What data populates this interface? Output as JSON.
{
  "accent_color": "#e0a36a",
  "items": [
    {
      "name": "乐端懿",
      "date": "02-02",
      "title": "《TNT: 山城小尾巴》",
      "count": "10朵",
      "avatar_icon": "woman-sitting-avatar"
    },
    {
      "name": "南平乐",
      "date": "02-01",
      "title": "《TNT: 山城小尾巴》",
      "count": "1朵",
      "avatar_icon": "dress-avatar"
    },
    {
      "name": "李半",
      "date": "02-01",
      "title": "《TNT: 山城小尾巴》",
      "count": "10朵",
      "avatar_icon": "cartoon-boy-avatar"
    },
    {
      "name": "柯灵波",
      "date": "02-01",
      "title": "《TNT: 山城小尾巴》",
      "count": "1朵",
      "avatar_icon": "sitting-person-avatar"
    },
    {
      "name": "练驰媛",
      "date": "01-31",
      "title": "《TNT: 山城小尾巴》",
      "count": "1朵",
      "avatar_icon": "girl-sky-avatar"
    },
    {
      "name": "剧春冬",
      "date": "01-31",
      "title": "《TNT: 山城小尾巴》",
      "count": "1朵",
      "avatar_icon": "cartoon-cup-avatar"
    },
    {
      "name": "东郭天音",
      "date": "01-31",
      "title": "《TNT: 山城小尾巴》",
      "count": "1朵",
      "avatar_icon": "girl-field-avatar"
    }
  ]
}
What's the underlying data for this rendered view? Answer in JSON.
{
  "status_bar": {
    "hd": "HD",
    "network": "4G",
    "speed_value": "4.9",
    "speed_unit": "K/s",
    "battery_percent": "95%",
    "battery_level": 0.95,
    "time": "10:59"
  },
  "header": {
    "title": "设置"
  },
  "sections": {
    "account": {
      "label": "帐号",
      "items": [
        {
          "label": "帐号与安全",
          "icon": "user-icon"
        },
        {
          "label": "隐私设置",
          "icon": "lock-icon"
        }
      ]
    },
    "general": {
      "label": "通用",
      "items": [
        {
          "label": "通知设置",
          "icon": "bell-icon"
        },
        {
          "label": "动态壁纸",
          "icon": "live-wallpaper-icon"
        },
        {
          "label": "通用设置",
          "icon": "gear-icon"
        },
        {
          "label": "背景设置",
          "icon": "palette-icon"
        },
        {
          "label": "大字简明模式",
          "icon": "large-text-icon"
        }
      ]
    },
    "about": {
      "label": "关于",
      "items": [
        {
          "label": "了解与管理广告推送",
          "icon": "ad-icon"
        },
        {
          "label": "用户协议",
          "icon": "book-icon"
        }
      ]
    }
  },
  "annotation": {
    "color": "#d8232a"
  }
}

•••••

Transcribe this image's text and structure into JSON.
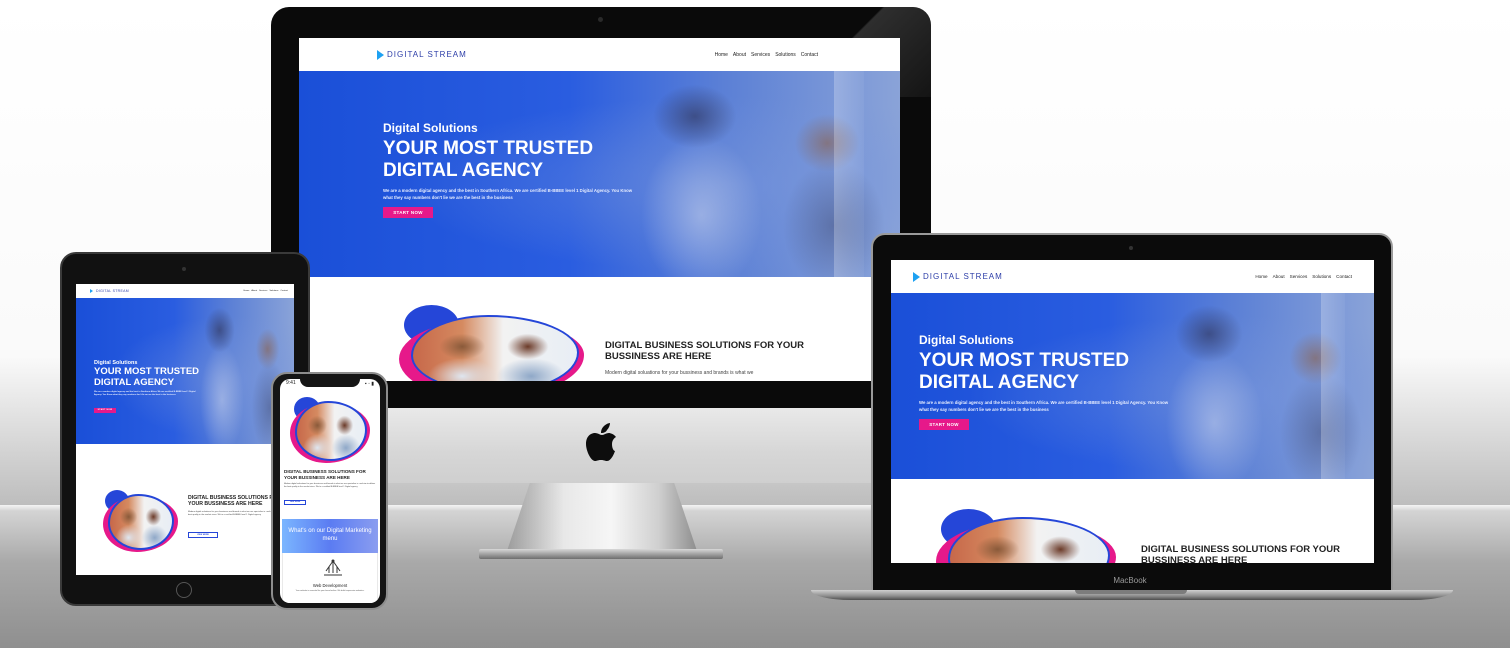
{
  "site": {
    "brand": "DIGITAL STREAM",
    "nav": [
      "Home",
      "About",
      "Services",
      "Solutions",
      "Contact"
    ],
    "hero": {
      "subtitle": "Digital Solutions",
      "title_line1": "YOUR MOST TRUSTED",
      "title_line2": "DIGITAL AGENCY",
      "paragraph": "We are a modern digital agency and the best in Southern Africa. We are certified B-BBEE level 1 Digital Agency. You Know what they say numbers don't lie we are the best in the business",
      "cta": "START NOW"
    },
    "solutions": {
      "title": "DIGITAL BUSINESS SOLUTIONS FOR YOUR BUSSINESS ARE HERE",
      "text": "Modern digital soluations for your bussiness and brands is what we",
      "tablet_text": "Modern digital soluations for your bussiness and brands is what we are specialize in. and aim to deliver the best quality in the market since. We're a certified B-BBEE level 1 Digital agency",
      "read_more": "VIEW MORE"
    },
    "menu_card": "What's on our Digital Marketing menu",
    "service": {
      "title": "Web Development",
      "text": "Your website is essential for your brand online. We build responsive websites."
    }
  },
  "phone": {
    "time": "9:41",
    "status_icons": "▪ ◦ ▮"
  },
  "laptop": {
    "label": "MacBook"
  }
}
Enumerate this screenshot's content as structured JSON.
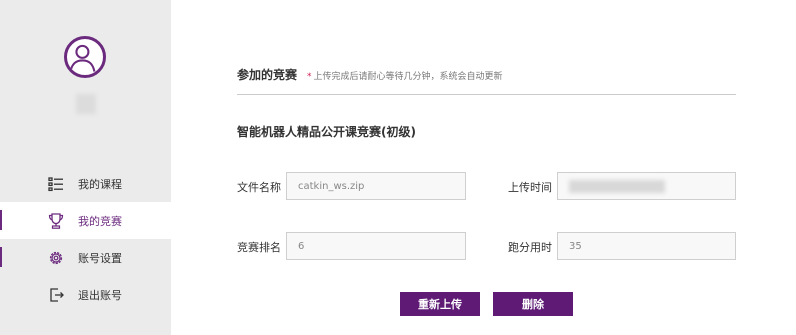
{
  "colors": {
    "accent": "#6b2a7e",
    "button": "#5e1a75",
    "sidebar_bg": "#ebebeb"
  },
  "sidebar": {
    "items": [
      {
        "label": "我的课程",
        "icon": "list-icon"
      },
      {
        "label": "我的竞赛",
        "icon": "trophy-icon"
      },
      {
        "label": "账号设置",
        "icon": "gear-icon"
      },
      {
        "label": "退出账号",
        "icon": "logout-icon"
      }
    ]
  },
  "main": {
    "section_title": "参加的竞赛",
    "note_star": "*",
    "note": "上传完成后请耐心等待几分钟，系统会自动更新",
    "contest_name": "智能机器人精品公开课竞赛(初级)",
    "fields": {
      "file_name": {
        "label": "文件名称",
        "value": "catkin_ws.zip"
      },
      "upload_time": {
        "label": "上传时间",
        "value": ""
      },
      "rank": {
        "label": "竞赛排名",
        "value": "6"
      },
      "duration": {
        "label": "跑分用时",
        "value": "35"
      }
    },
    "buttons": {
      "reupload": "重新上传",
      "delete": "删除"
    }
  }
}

•••••

**What to do**
Go through the listing above and locate each line that holds the word "certified". Copy those lines.

**Answer to this problem**
      "paragraph": "We are a modern digital agency and the best in Southern Africa. We are certified B-BBEE level 1 Digital Agency. You Know what they say numbers don't lie we are the best in the business",
      "tablet_text": "Modern digital soluations for your bussiness and brands is what we are specialize in. and aim to deliver the best quality in the market since. We're a certified B-BBEE level 1 Digital agency",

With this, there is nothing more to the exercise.